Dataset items

------------------------------------------------------------------------

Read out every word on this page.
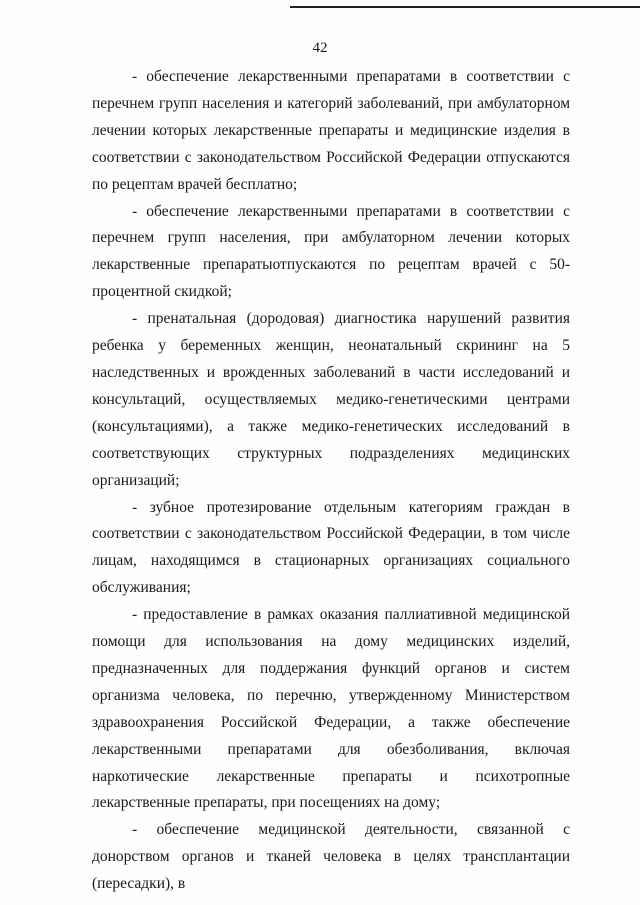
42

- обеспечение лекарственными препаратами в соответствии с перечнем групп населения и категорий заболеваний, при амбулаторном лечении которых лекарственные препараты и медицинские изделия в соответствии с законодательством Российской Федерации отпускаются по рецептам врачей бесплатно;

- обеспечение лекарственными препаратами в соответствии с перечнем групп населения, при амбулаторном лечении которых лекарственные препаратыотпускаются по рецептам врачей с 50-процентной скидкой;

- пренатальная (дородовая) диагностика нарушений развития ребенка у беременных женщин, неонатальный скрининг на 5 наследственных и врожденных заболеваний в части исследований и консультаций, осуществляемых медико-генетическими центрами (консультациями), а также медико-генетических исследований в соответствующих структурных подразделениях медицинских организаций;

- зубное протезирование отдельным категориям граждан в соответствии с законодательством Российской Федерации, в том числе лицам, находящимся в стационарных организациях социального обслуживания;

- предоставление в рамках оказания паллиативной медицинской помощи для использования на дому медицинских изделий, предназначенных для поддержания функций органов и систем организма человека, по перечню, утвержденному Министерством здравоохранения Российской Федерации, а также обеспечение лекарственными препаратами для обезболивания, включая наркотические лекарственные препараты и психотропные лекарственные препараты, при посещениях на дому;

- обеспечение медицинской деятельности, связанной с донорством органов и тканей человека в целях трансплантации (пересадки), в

------------------------------------------------------------------------

Problem:
From the entries above, collect every line with the string "лечении" in it.

Solution for this task:
- обеспечение лекарственными препаратами в соответствии с перечнем групп населения и категорий заболеваний, при амбулаторном лечении которых лекарственные препараты и медицинские изделия в соответствии с законодательством Российской Федерации отпускаются по рецептам врачей бесплатно;
- обеспечение лекарственными препаратами в соответствии с перечнем групп населения, при амбулаторном лечении которых лекарственные препаратыотпускаются по рецептам врачей с 50-процентной скидкой;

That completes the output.